'''
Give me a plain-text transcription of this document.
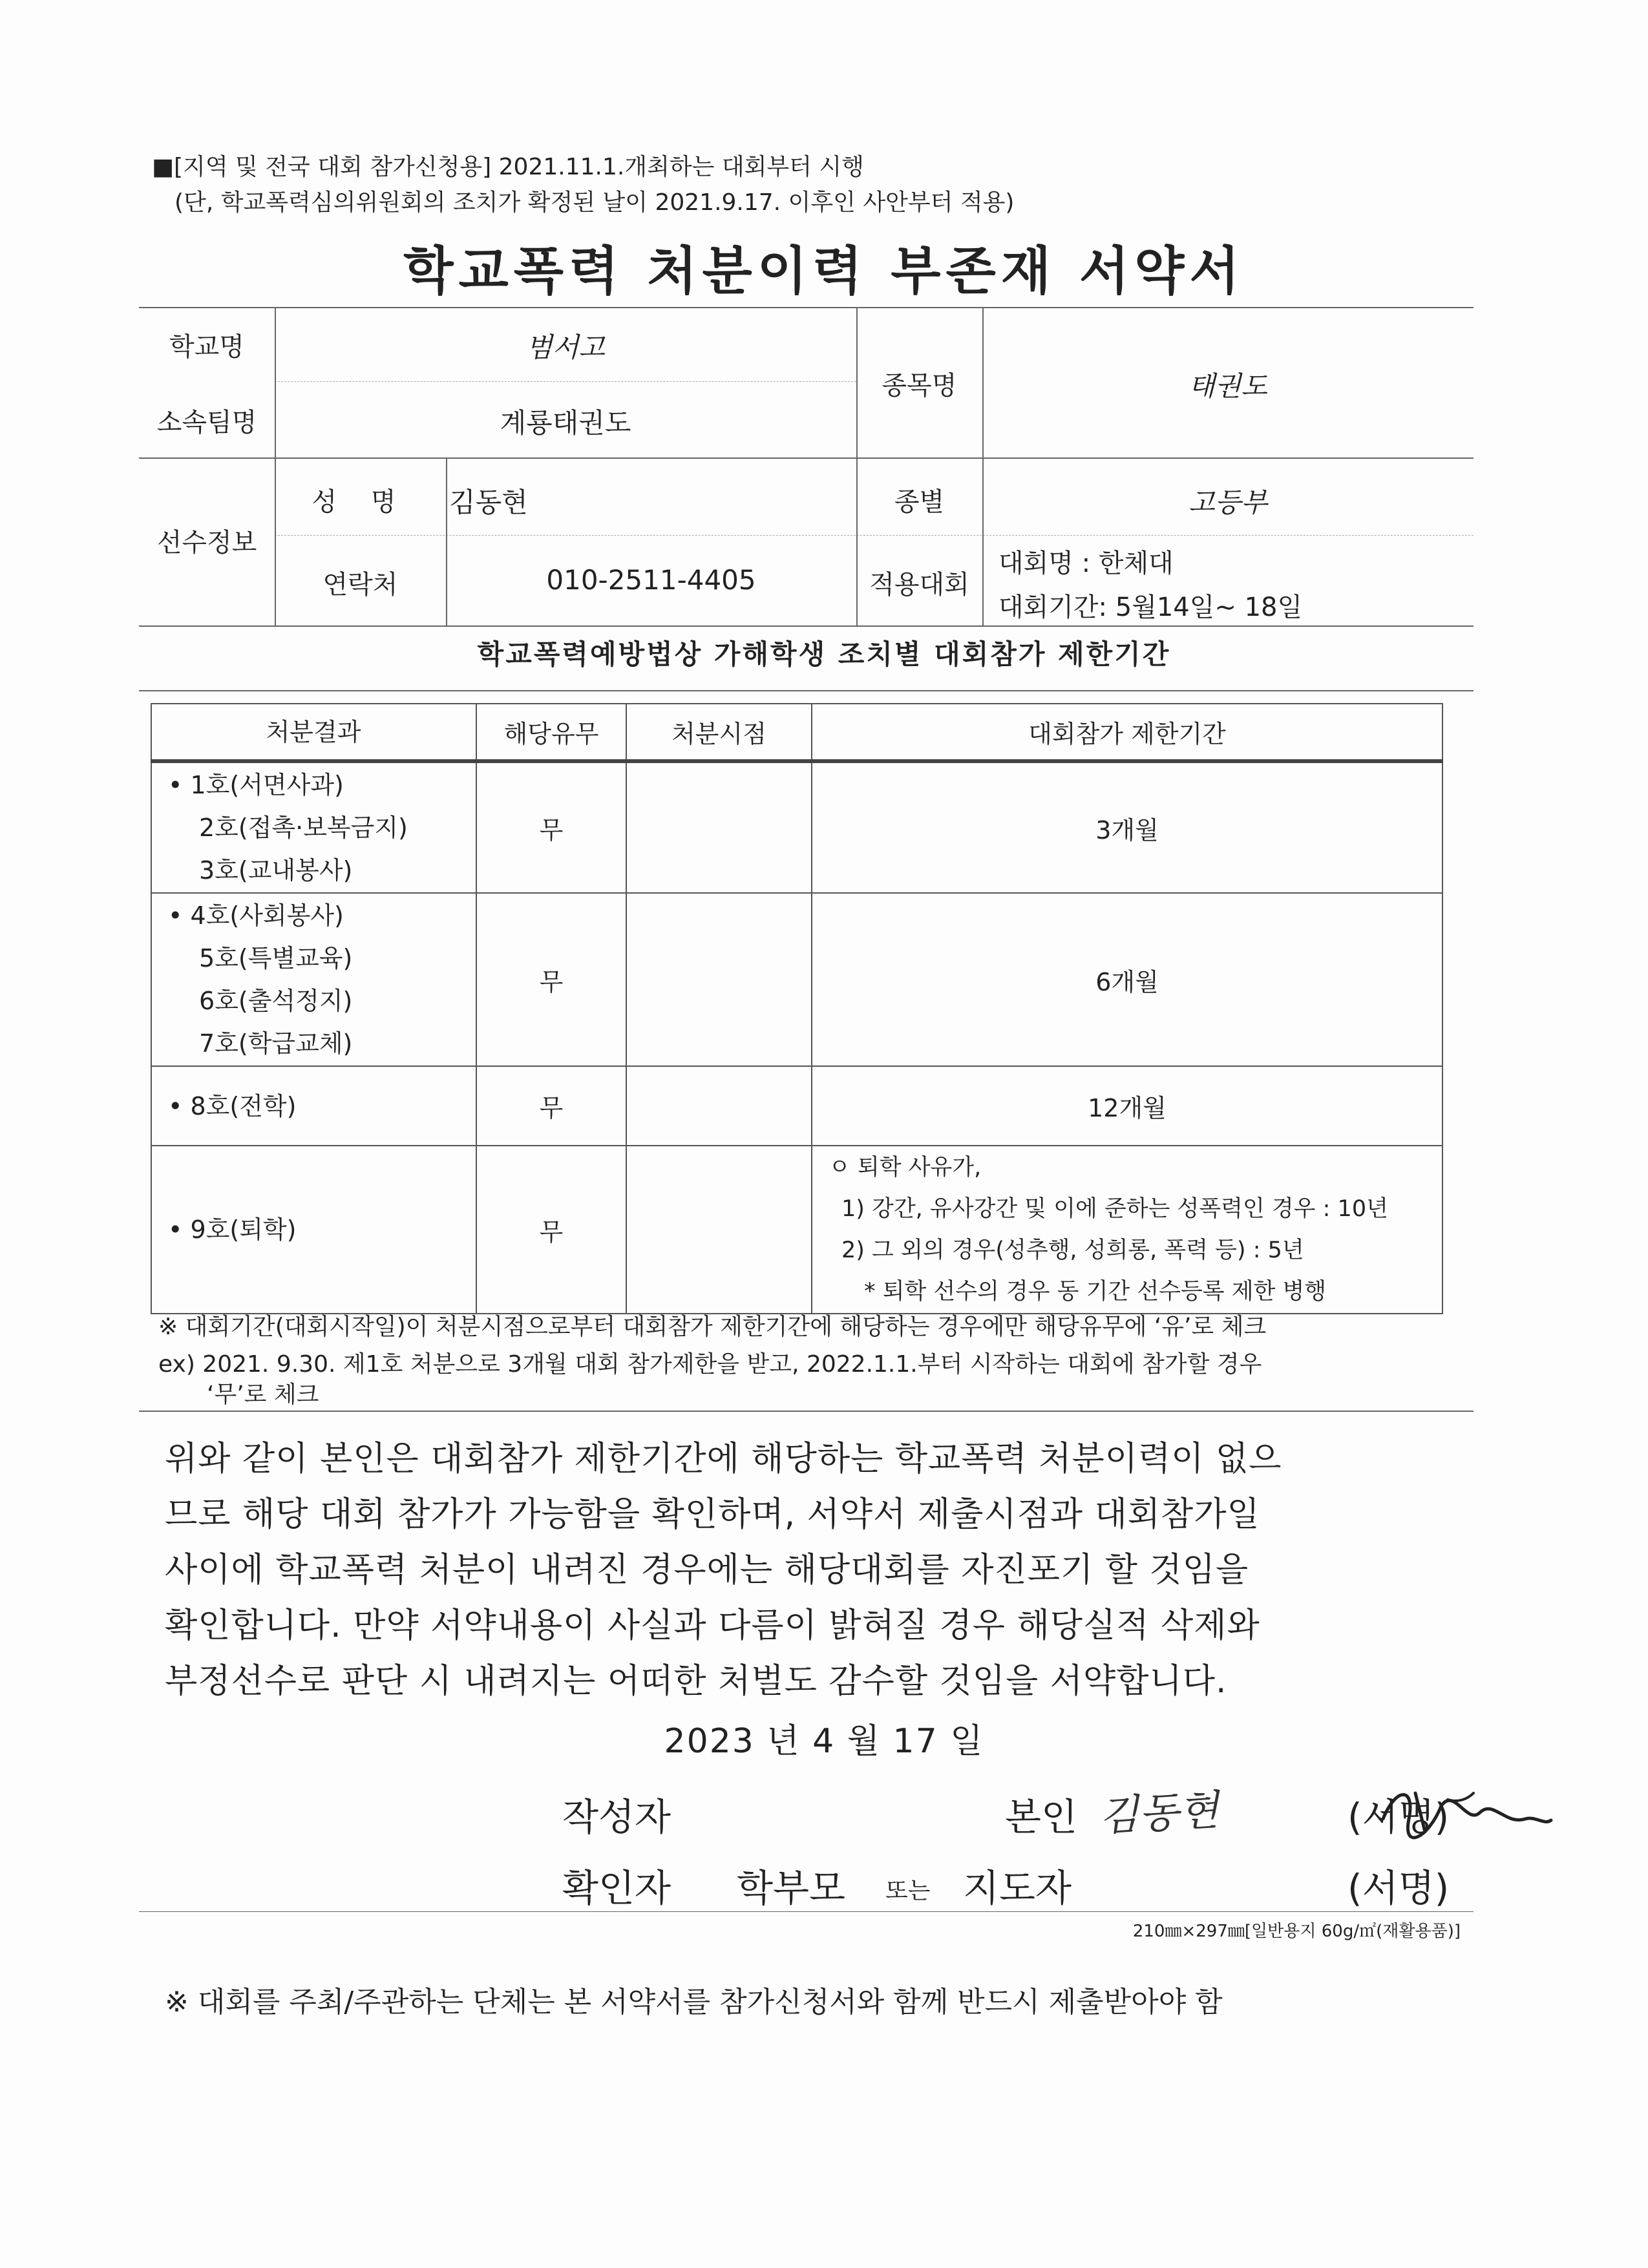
■[지역 및 전국 대회 참가신청용] 2021.11.1.개최하는 대회부터 시행
(단, 학교폭력심의위원회의 조치가 확정된 날이 2021.9.17. 이후인 사안부터 적용)
학교폭력 처분이력 부존재 서약서
학교명	범서고
소속팀명	계룡태권도
종목명	태권도
선수정보
성 명	김동현
연락처	010-2511-4405
종별	고등부
적용대회
대회명 : 한체대
대회기간: 5월14일~ 18일
학교폭력예방법상 가해학생 조치별 대회참가 제한기간
처분결과	해당유무	처분시점	대회참가 제한기간

• 1호(서면사과)
2호(접촉·보복금지)
3호(교내봉사)	무		3개월

• 4호(사회봉사)
5호(특별교육)
6호(출석정지)
7호(학급교체)	무		6개월

• 8호(전학)	무		12개월

• 9호(퇴학)	무		ㅇ 퇴학 사유가,
1) 강간, 유사강간 및 이에 준하는 성폭력인 경우 : 10년
2) 그 외의 경우(성추행, 성희롱, 폭력 등) : 5년
* 퇴학 선수의 경우 동 기간 선수등록 제한 병행
※ 대회기간(대회시작일)이 처분시점으로부터 대회참가 제한기간에 해당하는 경우에만 해당유무에 ‘유’로 체크
ex) 2021. 9.30. 제1호 처분으로 3개월 대회 참가제한을 받고, 2022.1.1.부터 시작하는 대회에 참가할 경우
‘무’로 체크
위와 같이 본인은 대회참가 제한기간에 해당하는 학교폭력 처분이력이 없으
므로 해당 대회 참가가 가능함을 확인하며, 서약서 제출시점과 대회참가일
사이에 학교폭력 처분이 내려진 경우에는 해당대회를 자진포기 할 것임을
확인합니다. 만약 서약내용이 사실과 다름이 밝혀질 경우 해당실적 삭제와
부정선수로 판단 시 내려지는 어떠한 처벌도 감수할 것임을 서약합니다.
2023 년 4 월 17 일
작성자	본인 김동현	(서명)
확인자 학부모 또는 지도자	(서명)
210㎜×297㎜[일반용지 60g/㎡(재활용품)]
※ 대회를 주최/주관하는 단체는 본 서약서를 참가신청서와 함께 반드시 제출받아야 함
'''
Stated task - Every entry must be transcribed exactly. Pictures do not belong in the copy.

Result -
Give me a plain-text transcription of this document.
■[지역 및 전국 대회 참가신청용] 2021.11.1.개최하는 대회부터 시행
(단, 학교폭력심의위원회의 조치가 확정된 날이 2021.9.17. 이후인 사안부터 적용)
학교폭력 처분이력 부존재 서약서
학교명	범서고
소속팀명	계룡태권도
종목명	태권도
선수정보
성 명	김동현
연락처	010-2511-4405
종별	고등부
적용대회
대회명 : 한체대
대회기간: 5월14일~ 18일
학교폭력예방법상 가해학생 조치별 대회참가 제한기간
처분결과	해당유무	처분시점	대회참가 제한기간

• 1호(서면사과)
2호(접촉·보복금지)
3호(교내봉사)	무		3개월

• 4호(사회봉사)
5호(특별교육)
6호(출석정지)
7호(학급교체)	무		6개월

• 8호(전학)	무		12개월

• 9호(퇴학)	무		ㅇ 퇴학 사유가,
1) 강간, 유사강간 및 이에 준하는 성폭력인 경우 : 10년
2) 그 외의 경우(성추행, 성희롱, 폭력 등) : 5년
* 퇴학 선수의 경우 동 기간 선수등록 제한 병행
※ 대회기간(대회시작일)이 처분시점으로부터 대회참가 제한기간에 해당하는 경우에만 해당유무에 ‘유’로 체크
ex) 2021. 9.30. 제1호 처분으로 3개월 대회 참가제한을 받고, 2022.1.1.부터 시작하는 대회에 참가할 경우
‘무’로 체크
위와 같이 본인은 대회참가 제한기간에 해당하는 학교폭력 처분이력이 없으
므로 해당 대회 참가가 가능함을 확인하며, 서약서 제출시점과 대회참가일
사이에 학교폭력 처분이 내려진 경우에는 해당대회를 자진포기 할 것임을
확인합니다. 만약 서약내용이 사실과 다름이 밝혀질 경우 해당실적 삭제와
부정선수로 판단 시 내려지는 어떠한 처벌도 감수할 것임을 서약합니다.
2023 년 4 월 17 일
작성자	본인 김동현	(서명)
확인자 학부모 또는 지도자	(서명)
210㎜×297㎜[일반용지 60g/㎡(재활용품)]
※ 대회를 주최/주관하는 단체는 본 서약서를 참가신청서와 함께 반드시 제출받아야 함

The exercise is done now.